*Work to be completed*
Read through the listing below and copy each line in which the word "interested" occurs.

*Excerpted records*
━━━━━━━━━━━━━━━━
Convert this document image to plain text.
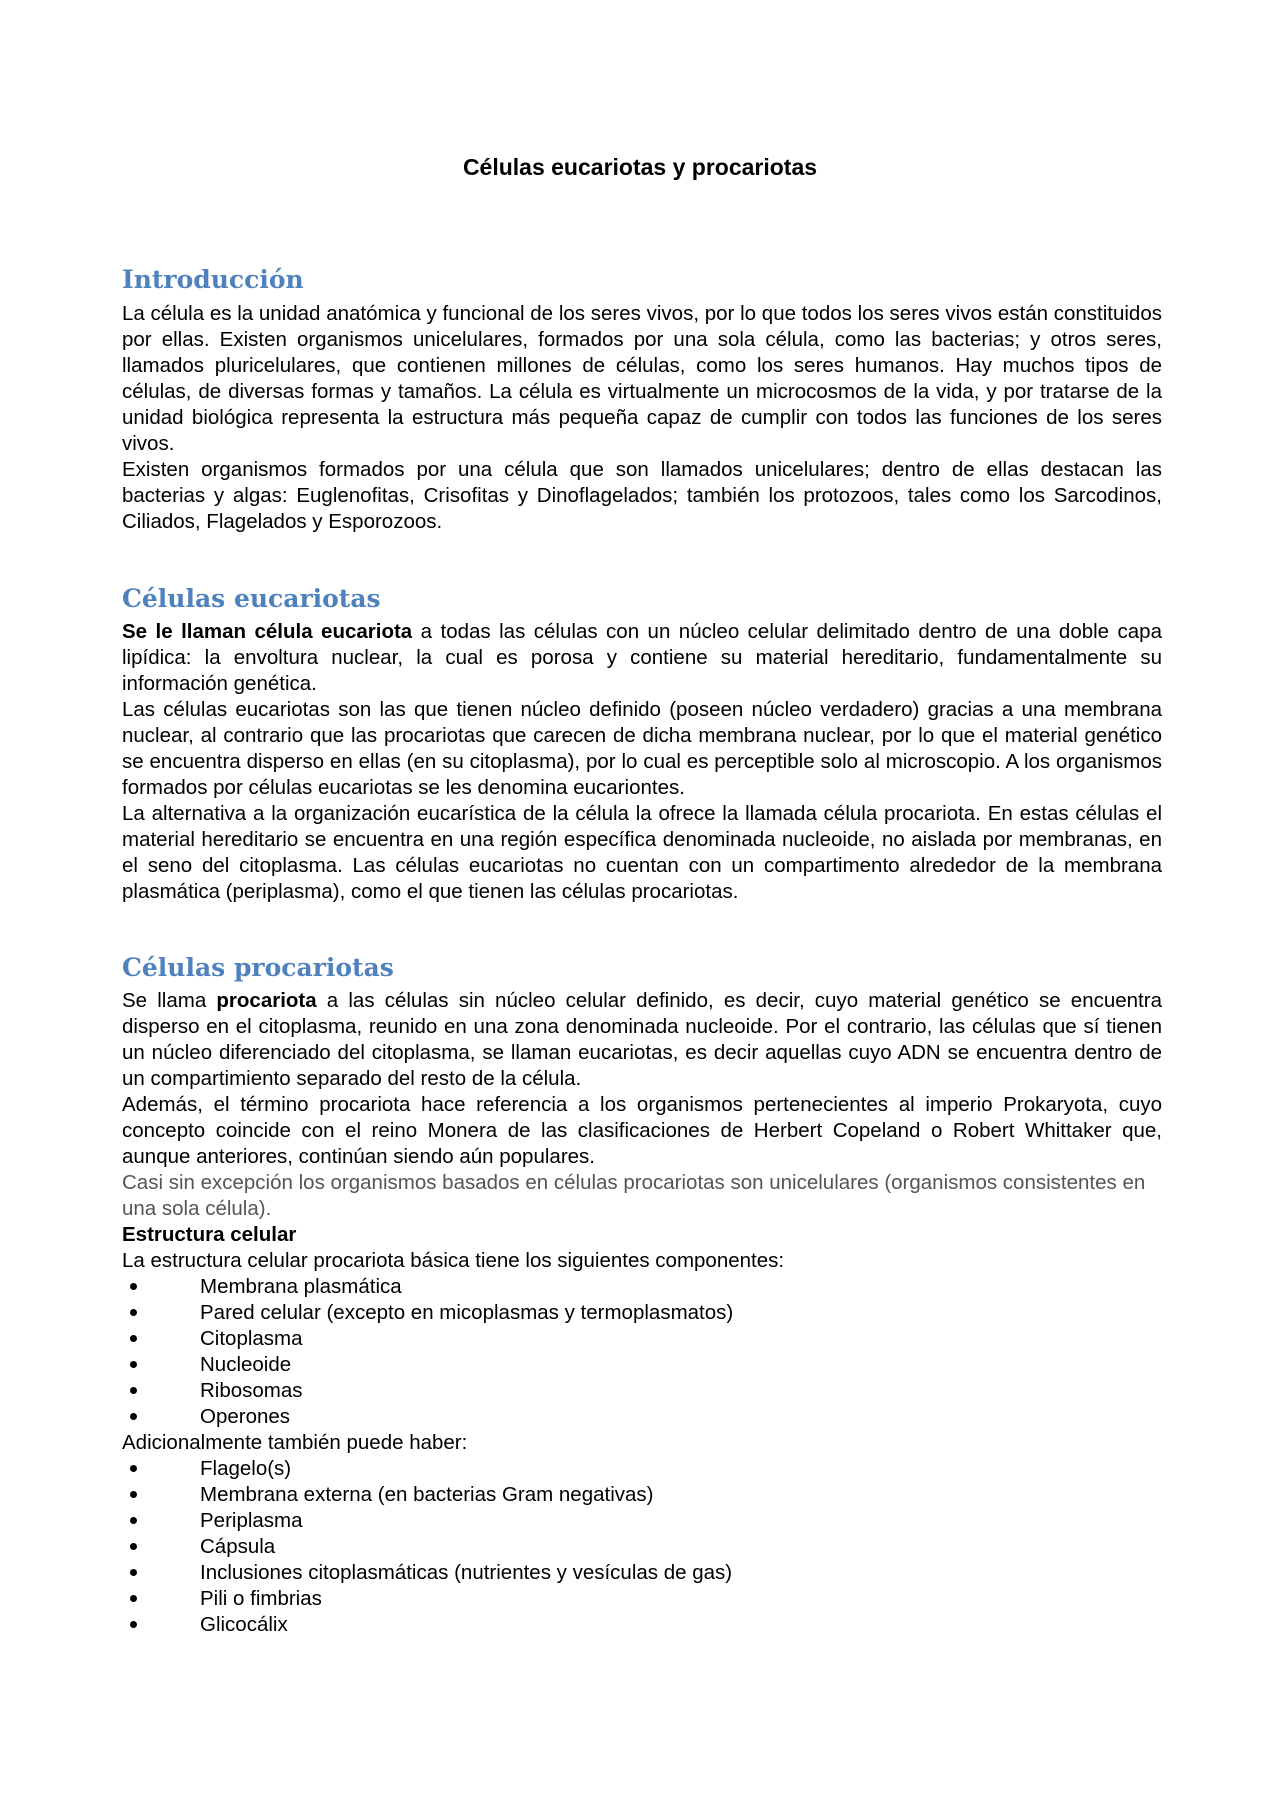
Células eucariotas y procariotas
Introducción

La célula es la unidad anatómica y funcional de los seres vivos, por lo que todos los seres vivos están constituidos por ellas. Existen organismos unicelulares, formados por una sola célula, como las bacterias; y otros seres, llamados pluricelulares, que contienen millones de células, como los seres humanos. Hay muchos tipos de células, de diversas formas y tamaños. La célula es virtualmente un microcosmos de la vida, y por tratarse de la unidad biológica representa la estructura más pequeña capaz de cumplir con todos las funciones de los seres vivos.

Existen organismos formados por una célula que son llamados unicelulares; dentro de ellas destacan las bacterias y algas: Euglenofitas, Crisofitas y Dinoflagelados; también los protozoos, tales como los Sarcodinos, Ciliados, Flagelados y Esporozoos.

Células eucariotas

Se le llaman célula eucariota a todas las células con un núcleo celular delimitado dentro de una doble capa lipídica: la envoltura nuclear, la cual es porosa y contiene su material hereditario, fundamentalmente su información genética.

Las células eucariotas son las que tienen núcleo definido (poseen núcleo verdadero) gracias a una membrana nuclear, al contrario que las procariotas que carecen de dicha membrana nuclear, por lo que el material genético se encuentra disperso en ellas (en su citoplasma), por lo cual es perceptible solo al microscopio. A los organismos formados por células eucariotas se les denomina eucariontes.

La alternativa a la organización eucarística de la célula la ofrece la llamada célula procariota. En estas células el material hereditario se encuentra en una región específica denominada nucleoide, no aislada por membranas, en el seno del citoplasma. Las células eucariotas no cuentan con un compartimento alrededor de la membrana plasmática (periplasma), como el que tienen las células procariotas.

Células procariotas

Se llama procariota a las células sin núcleo celular definido, es decir, cuyo material genético se encuentra disperso en el citoplasma, reunido en una zona denominada nucleoide. Por el contrario, las células que sí tienen un núcleo diferenciado del citoplasma, se llaman eucariotas, es decir aquellas cuyo ADN se encuentra dentro de un compartimiento separado del resto de la célula.

Además, el término procariota hace referencia a los organismos pertenecientes al imperio Prokaryota, cuyo concepto coincide con el reino Monera de las clasificaciones de Herbert Copeland o Robert Whittaker que, aunque anteriores, continúan siendo aún populares.

Casi sin excepción los organismos basados en células procariotas son unicelulares (organismos consistentes en una sola célula).

Estructura celular

La estructura celular procariota básica tiene los siguientes componentes:

Membrana plasmática
Pared celular (excepto en micoplasmas y termoplasmatos)
Citoplasma
Nucleoide
Ribosomas
Operones

Adicionalmente también puede haber:

Flagelo(s)
Membrana externa (en bacterias Gram negativas)
Periplasma
Cápsula
Inclusiones citoplasmáticas (nutrientes y vesículas de gas)
Pili o fimbrias
Glicocálix
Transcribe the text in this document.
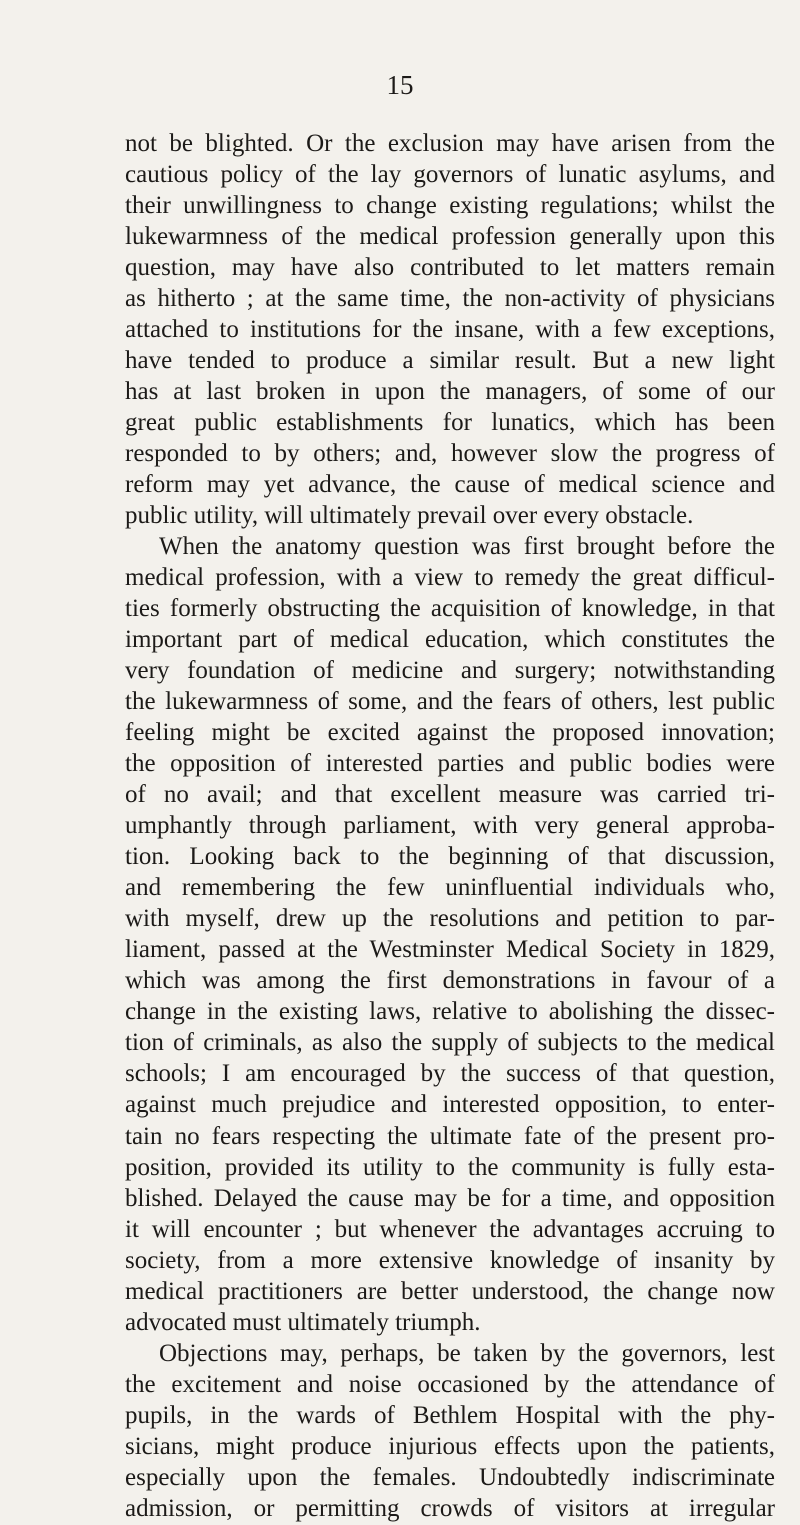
15
not be blighted. Or the exclusion may have arisen from the
cautious policy of the lay governors of lunatic asylums, and
their unwillingness to change existing regulations; whilst the
lukewarmness of the medical profession generally upon this
question, may have also contributed to let matters remain
as hitherto ; at the same time, the non-activity of physicians
attached to institutions for the insane, with a few exceptions,
have tended to produce a similar result. But a new light
has at last broken in upon the managers, of some of our
great public establishments for lunatics, which has been
responded to by others; and, however slow the progress of
reform may yet advance, the cause of medical science and
public utility, will ultimately prevail over every obstacle.
When the anatomy question was first brought before the
medical profession, with a view to remedy the great difficul-
ties formerly obstructing the acquisition of knowledge, in that
important part of medical education, which constitutes the
very foundation of medicine and surgery; notwithstanding
the lukewarmness of some, and the fears of others, lest public
feeling might be excited against the proposed innovation;
the opposition of interested parties and public bodies were
of no avail; and that excellent measure was carried tri-
umphantly through parliament, with very general approba-
tion. Looking back to the beginning of that discussion,
and remembering the few uninfluential individuals who,
with myself, drew up the resolutions and petition to par-
liament, passed at the Westminster Medical Society in 1829,
which was among the first demonstrations in favour of a
change in the existing laws, relative to abolishing the dissec-
tion of criminals, as also the supply of subjects to the medical
schools; I am encouraged by the success of that question,
against much prejudice and interested opposition, to enter-
tain no fears respecting the ultimate fate of the present pro-
position, provided its utility to the community is fully esta-
blished. Delayed the cause may be for a time, and opposition
it will encounter ; but whenever the advantages accruing to
society, from a more extensive knowledge of insanity by
medical practitioners are better understood, the change now
advocated must ultimately triumph.
Objections may, perhaps, be taken by the governors, lest
the excitement and noise occasioned by the attendance of
pupils, in the wards of Bethlem Hospital with the phy-
sicians, might produce injurious effects upon the patients,
especially upon the females. Undoubtedly indiscriminate
admission, or permitting crowds of visitors at irregular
━━━━━━━━━━━━━━━━
*Response to this exercise*
the opposition of interested parties and public bodies were
against much prejudice and interested opposition, to enter-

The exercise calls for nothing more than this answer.